§ Work required
Go through the records and show each line where the word "quality" occurs.

§ Dataset entries
• • • • • • •
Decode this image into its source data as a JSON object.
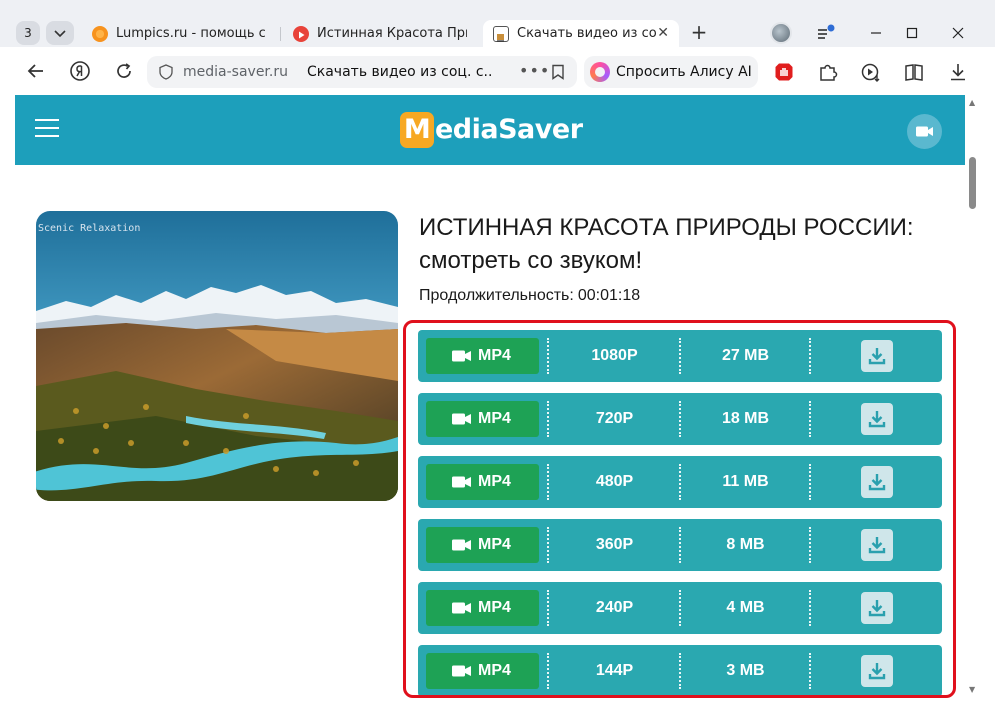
{
  "browser": {
    "tab_count": "3",
    "tabs": [
      {
        "title": "Lumpics.ru - помощь с ком"
      },
      {
        "title": "Истинная Красота Приро"
      },
      {
        "title": "Скачать видео из соц."
      }
    ],
    "address": {
      "domain": "media-saver.ru",
      "page_title": "Скачать видео из соц. с...",
      "menu_dots": "•••"
    },
    "alice_label": "Спросить Алису AI"
  },
  "site": {
    "logo_initial": "M",
    "logo_rest": "ediaSaver"
  },
  "video": {
    "thumbnail_caption": "Scenic Relaxation",
    "title_line1": "ИСТИННАЯ КРАСОТА ПРИРОДЫ РОССИИ:",
    "title_line2": "смотреть со звуком!",
    "duration_label": "Продолжительность:",
    "duration_value": "00:01:18"
  },
  "downloads": [
    {
      "format": "MP4",
      "quality": "1080P",
      "size": "27 MB"
    },
    {
      "format": "MP4",
      "quality": "720P",
      "size": "18 MB"
    },
    {
      "format": "MP4",
      "quality": "480P",
      "size": "11 MB"
    },
    {
      "format": "MP4",
      "quality": "360P",
      "size": "8 MB"
    },
    {
      "format": "MP4",
      "quality": "240P",
      "size": "4 MB"
    },
    {
      "format": "MP4",
      "quality": "144P",
      "size": "3 MB"
    }
  ],
  "icons": {
    "back": "arrow-left-icon",
    "yandex": "yandex-logo-icon",
    "reload": "reload-icon",
    "shield": "shield-icon",
    "bookmark": "bookmark-icon",
    "camera": "video-camera-icon",
    "download": "download-icon",
    "menu": "hamburger-menu-icon"
  },
  "colors": {
    "header": "#1d9fbb",
    "row": "#2aa8b0",
    "format_button": "#1ea255",
    "logo_accent": "#f7a823",
    "highlight": "#e0101c"
  }
}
• • • • • • •
§ Problem solution
      "quality": "1080P",
      "quality": "720P",
      "quality": "480P",
      "quality": "360P",
      "quality": "240P",
      "quality": "144P",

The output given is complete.